◆ **Instruções de trabalho**
1) Edite o texto sobre o boato do Bolsa Família na parte que começa com as palavras "Difícil compreender" e termina com "não no domingo.", substituindo "agências" por "filiais".
2) No texto sobre o boato do Bolsa Família, quem determinou a abertura de inquérito pela Polícia Federal?
3) Dê continuidade ao texto sobre o boato do Bolsa Família a partir da última frase apresentada.

::: Trecho para leitura

Difícil compreender
como um boato a respeito do programa Bolsa Família tenha se estendido
simultaneamente, num final de semana, a sete estados do país e gerado tumulto e
até depredações. Não pode ter sido obra do acaso, de uma informação divulgada
em um bairro. Neste caso uma cidade poderia ter sido o foco. Mas não. Foram várias
cidades em várias unidades da Federação. A questão tem várias faces. Como a
informação foi difundida, qual a sua origem que foi ampla, e a situação de
carência que conduziu à exaltação e ao desespero. Um mistério, o fato de,
sábado e domingo, quando se encontram fechadas agências da Caixa Econômica
Federal terem sido invadidas. Com as casas lotéricas poderia ocorrer, no
sábado, quando funcionam. Mas não no domingo.
Presume-se que,
diante da veiculação e da força do boato, apesar de logo desmentido pelo governo,
a CEF tenha mobilizado funcionários para explicar o equívoco e acalmar a
multidão. O ministro da Justiça, José Eduardo Cardoso, determinou abertura de
inquérito pela Polícia Federal para apurar as responsabilidades e identificar
os responsáveis pela geração do tumulto cujas consequências poderiam ter se
tornado imprevisíveis. A investigação não deve ser difícil em face de a ação
ter sido simultânea. Mas este ângulo não esgota a força potencial que envolve o
problema.

::::::
::: Material fornecido

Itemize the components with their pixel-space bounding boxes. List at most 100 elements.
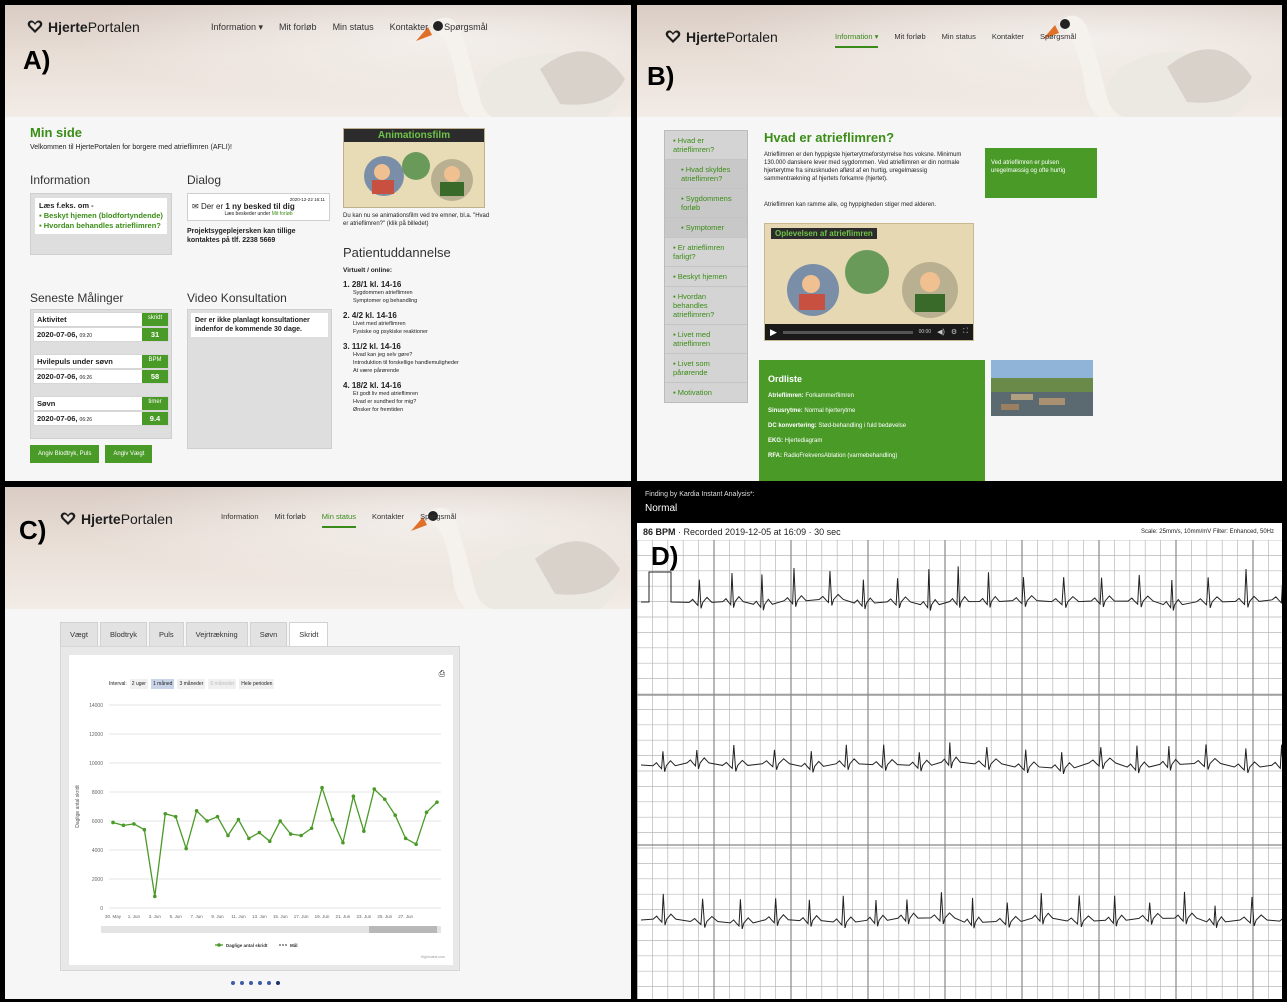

::::::

◆ **As respostas**
1)
Difícil compreender
como um boato a respeito do programa Bolsa Família tenha se estendido
simultaneamente, num final de semana, a sete estados do país e gerado tumulto e
até depredações. Não pode ter sido obra do acaso, de uma informação divulgada
em um bairro. Neste caso uma cidade poderia ter sido o foco. Mas não. Foram várias
cidades em várias unidades da Federação. A questão tem várias faces. Como a
informação foi difundida, qual a sua origem que foi ampla, e a situação de
carência que conduziu à exaltação e ao desespero. Um mistério, o fato de,
sábado e domingo, quando se encontram fechadas filiais da Caixa Econômica
Federal terem sido invadidas. Com as casas lotéricas poderia ocorrer, no
sábado, quando funcionam. Mas não no domingo.

2) O ministro da Justiça, José Eduardo Cardoso.

3)
Ele tem origem na
extrema carência de uma parte considerável da população que conduziu a uma
situação de desespero. Que, por seu turno, teve origem no medo da perda
anunciada. O programa Bolsa Família é irreversível. São muito poucos
os casos, como O Globo e a Folha de São Paulo publicaram há
poucas semanas, de famílias terem decidido não mais receber porque pessoas que
as integram terem conseguido emprego. É normal que seja assim.
IRREVERSÍVEL
O Bolsa
Família é o tipo do programa social de injeção direta de renda que, uma
vez iniciado, torna-se irreversível. Não deveria ser. Mas é. Inclusive a
redução do índice de desemprego, atualmente segundo o IBGE, na faixa de 5,7%,
não resolve. Porque é preciso levar em conta que, em inúmeros casos, para uma
pessoa que recupera sua presença no mercado de trabalho, aparece uma outra que
perdeu a colocação.
A estatística não é
afetada, daí porque as análises dos números são indispensáveis, mas a carência
igualmente as mantêm. Pessoas se revezam, os percentuais não. São frios. E
sempre necessário pesquisar mais a fundo o quadro social do país.
Afinal, como o
próprio IBGE já informou, praticamente metade de mão de obra ativa (metade de
toda a população) ganha por mês de 1
a 2 salários mínimos. E é preciso considerar
paralelamente que a composição familiar não se mantém absolutamente estável
como as estatísticas induzem. Nada disso. Elas se formam e se dispersam com
relativa intensidade, o que, nos grupos de renda menor, afeta o salário médio
por família. Não é fácil analisar-se todos os ângulos do panorama social
brasileiro. Ele é bastante múltiplo, acentuado igualmente pela proliferação de
favelas como se observa na cidade do Rio de Janeiro.
A ansiedade
peculiar à carência conduziu ao desespero no sábado e domingo. É fato. Mas a
injeção do boato na comunicação coletiva, sem a televisão e o rádio, não foi
obra do acaso. A verdade deve aparecer. Inclusive para que fenômenos
semelhantes não se repitam.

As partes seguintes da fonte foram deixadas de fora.